[Collected data entries]

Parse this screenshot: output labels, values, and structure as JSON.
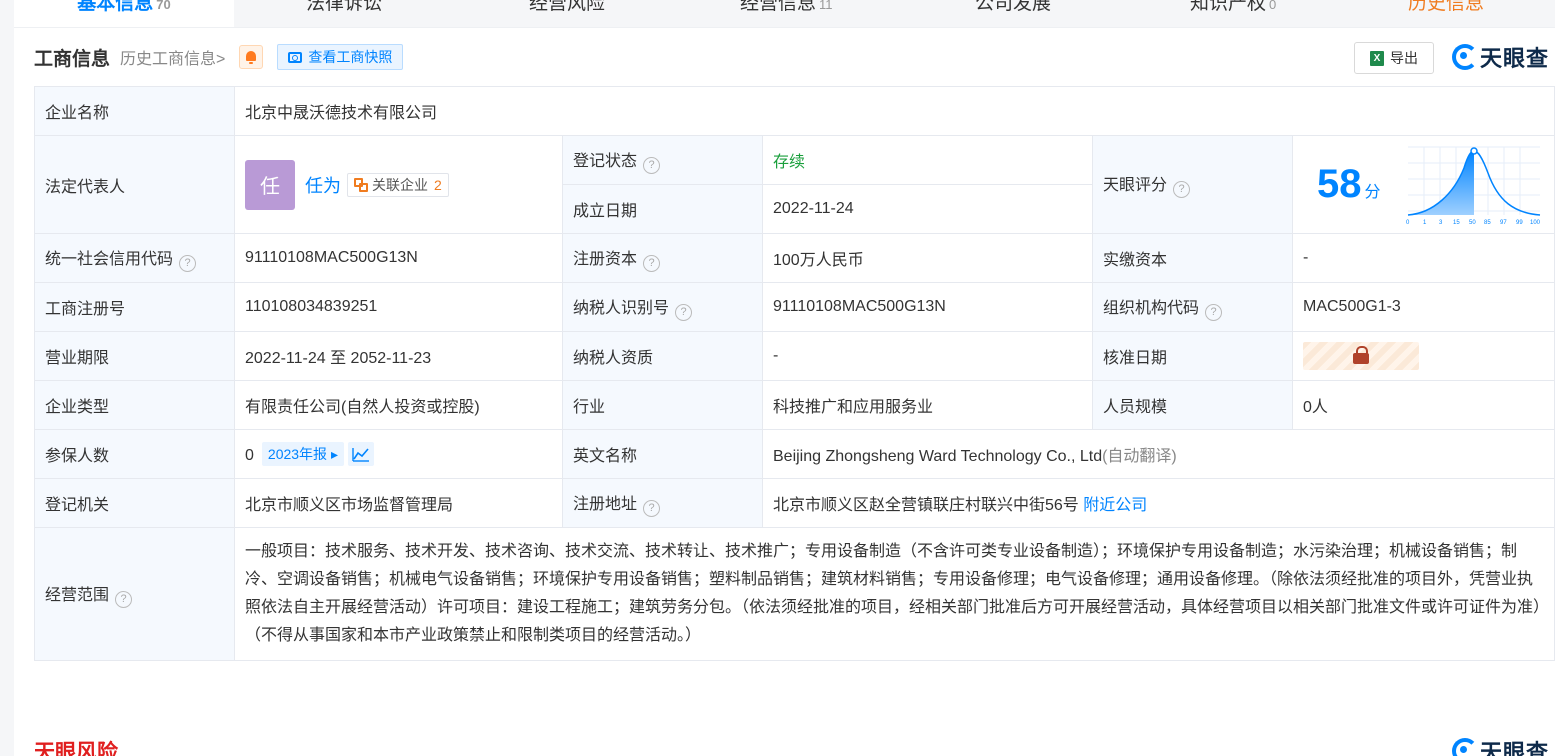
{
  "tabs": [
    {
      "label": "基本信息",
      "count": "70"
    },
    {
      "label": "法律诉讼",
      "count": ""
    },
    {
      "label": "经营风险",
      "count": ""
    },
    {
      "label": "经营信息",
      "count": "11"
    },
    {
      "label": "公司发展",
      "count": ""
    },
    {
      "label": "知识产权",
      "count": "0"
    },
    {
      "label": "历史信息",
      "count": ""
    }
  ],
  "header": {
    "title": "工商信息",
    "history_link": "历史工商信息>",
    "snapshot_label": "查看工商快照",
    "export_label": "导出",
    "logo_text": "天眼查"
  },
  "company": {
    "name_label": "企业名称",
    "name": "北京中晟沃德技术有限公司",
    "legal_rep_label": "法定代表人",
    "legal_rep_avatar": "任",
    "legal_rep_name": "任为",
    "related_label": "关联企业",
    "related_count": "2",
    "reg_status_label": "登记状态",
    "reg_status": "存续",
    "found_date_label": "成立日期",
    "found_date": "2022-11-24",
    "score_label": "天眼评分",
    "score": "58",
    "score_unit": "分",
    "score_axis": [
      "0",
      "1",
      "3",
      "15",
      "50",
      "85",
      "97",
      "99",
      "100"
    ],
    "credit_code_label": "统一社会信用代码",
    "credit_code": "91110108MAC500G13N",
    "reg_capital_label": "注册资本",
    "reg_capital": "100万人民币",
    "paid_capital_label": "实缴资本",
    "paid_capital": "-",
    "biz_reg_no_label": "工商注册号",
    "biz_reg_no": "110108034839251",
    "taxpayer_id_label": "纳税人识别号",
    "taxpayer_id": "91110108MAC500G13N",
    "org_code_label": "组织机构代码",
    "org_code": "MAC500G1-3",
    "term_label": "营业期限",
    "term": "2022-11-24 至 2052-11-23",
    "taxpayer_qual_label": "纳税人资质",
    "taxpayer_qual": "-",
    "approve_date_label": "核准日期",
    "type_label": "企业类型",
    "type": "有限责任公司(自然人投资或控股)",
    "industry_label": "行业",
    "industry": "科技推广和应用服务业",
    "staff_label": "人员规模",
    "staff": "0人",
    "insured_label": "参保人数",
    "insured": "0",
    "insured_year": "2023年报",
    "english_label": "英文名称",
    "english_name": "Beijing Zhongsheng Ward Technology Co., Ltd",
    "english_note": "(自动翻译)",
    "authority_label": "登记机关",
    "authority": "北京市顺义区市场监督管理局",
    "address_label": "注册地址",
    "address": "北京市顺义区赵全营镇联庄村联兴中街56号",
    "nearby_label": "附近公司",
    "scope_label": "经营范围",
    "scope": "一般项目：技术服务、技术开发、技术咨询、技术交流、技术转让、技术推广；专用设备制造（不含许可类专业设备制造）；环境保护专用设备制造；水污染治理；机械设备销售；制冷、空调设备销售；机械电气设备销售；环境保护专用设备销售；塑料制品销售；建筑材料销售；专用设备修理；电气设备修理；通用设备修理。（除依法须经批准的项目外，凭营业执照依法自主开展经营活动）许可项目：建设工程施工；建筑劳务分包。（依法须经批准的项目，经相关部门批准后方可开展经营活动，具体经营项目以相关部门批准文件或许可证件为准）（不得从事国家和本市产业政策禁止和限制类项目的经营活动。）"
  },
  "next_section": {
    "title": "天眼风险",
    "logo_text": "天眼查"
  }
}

==

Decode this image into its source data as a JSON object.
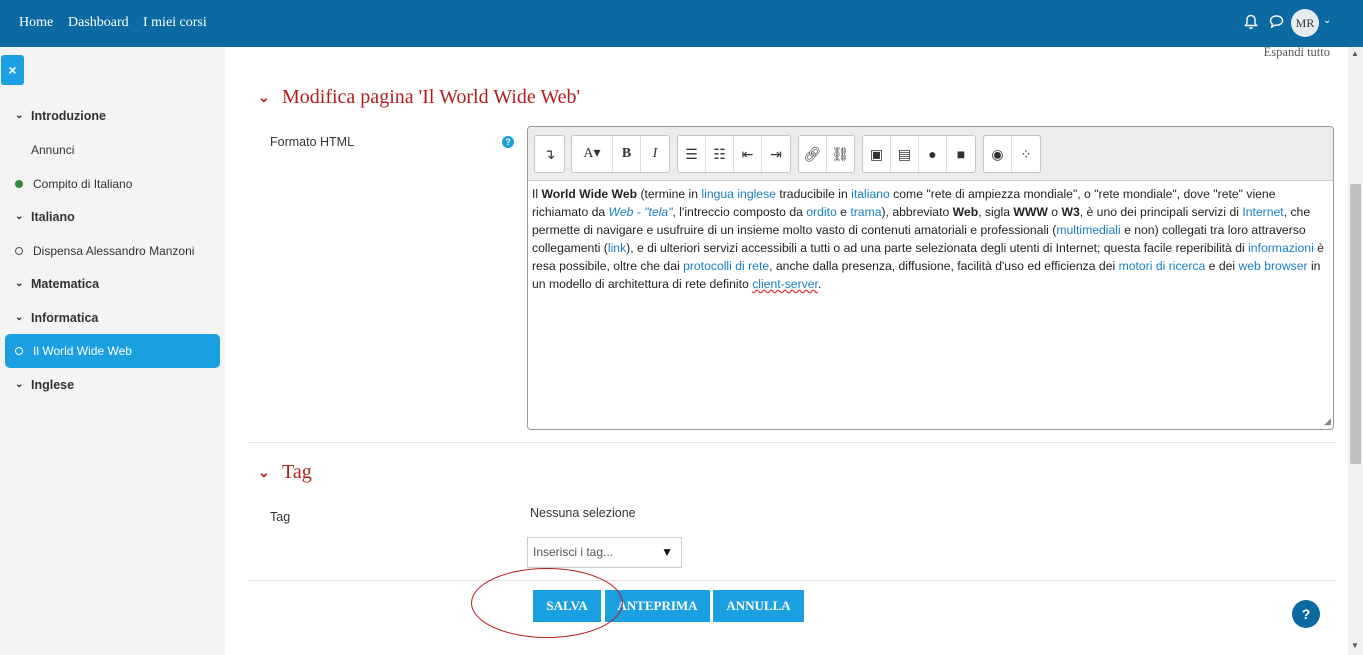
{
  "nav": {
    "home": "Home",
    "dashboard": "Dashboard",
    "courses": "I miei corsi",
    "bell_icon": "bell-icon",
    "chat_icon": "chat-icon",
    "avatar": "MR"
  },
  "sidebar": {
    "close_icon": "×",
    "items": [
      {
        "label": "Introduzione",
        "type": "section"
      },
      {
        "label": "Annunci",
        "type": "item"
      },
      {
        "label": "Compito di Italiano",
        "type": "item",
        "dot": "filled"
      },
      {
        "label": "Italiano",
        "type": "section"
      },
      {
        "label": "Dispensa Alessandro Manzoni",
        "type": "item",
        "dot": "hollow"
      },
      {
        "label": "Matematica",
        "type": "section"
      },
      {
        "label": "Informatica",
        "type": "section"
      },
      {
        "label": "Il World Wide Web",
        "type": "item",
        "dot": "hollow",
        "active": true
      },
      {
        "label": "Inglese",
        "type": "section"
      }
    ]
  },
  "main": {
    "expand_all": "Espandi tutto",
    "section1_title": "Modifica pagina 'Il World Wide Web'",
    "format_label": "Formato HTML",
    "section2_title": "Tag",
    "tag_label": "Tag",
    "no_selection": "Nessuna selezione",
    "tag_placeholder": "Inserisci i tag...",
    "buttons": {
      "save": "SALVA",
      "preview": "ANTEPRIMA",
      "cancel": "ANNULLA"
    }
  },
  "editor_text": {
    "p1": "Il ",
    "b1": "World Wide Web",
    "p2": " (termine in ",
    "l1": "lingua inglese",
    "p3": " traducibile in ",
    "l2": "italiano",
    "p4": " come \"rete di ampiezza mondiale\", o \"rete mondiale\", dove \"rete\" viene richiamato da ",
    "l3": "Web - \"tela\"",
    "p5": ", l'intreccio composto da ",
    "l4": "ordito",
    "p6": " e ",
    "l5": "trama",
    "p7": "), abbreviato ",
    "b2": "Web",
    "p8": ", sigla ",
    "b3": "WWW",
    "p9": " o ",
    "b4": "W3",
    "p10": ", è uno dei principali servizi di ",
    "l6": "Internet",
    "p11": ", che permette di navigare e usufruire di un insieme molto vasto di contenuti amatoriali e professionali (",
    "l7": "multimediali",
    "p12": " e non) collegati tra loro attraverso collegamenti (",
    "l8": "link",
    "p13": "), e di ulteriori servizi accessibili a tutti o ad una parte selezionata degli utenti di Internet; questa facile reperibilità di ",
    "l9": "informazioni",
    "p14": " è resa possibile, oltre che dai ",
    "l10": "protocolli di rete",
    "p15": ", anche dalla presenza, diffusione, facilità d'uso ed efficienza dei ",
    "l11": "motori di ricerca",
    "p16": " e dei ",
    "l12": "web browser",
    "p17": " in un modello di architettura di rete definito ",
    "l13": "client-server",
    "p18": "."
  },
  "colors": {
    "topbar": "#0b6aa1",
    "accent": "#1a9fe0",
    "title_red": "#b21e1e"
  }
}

==

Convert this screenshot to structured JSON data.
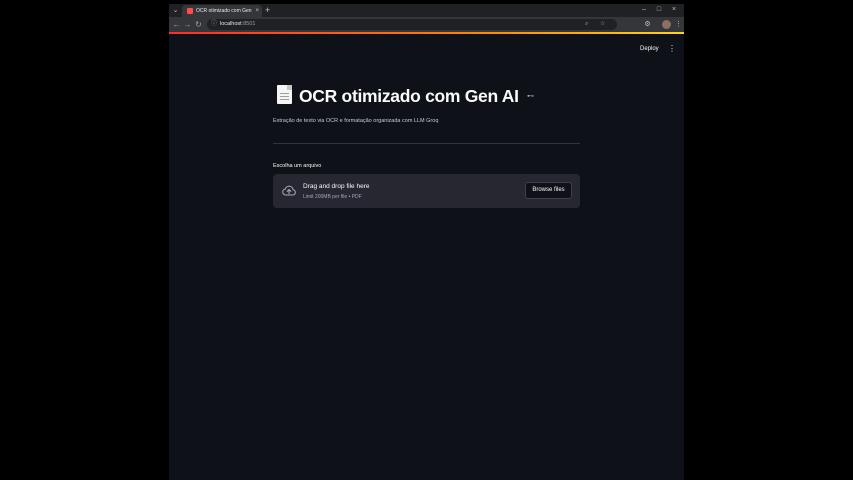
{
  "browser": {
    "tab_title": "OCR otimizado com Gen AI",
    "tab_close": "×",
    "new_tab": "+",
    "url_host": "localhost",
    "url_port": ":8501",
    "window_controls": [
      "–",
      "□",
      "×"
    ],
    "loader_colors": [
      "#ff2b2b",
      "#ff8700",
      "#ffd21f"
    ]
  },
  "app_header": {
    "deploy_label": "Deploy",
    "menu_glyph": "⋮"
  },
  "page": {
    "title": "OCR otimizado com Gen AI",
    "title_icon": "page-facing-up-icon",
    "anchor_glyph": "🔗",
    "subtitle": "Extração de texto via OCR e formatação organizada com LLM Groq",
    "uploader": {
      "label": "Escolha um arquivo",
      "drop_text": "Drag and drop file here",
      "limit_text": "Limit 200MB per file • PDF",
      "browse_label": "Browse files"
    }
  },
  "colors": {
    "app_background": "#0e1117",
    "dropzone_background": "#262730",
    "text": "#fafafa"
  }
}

_Task_. Collect from the data above every line that includes "rete".

_Solution to this task_.
    "p4": " come \"rete di ampiezza mondiale\", o \"rete mondiale\", dove \"rete\" viene richiamato da ",
    "l10": "protocolli di rete",
    "p17": " in un modello di architettura di rete definito ",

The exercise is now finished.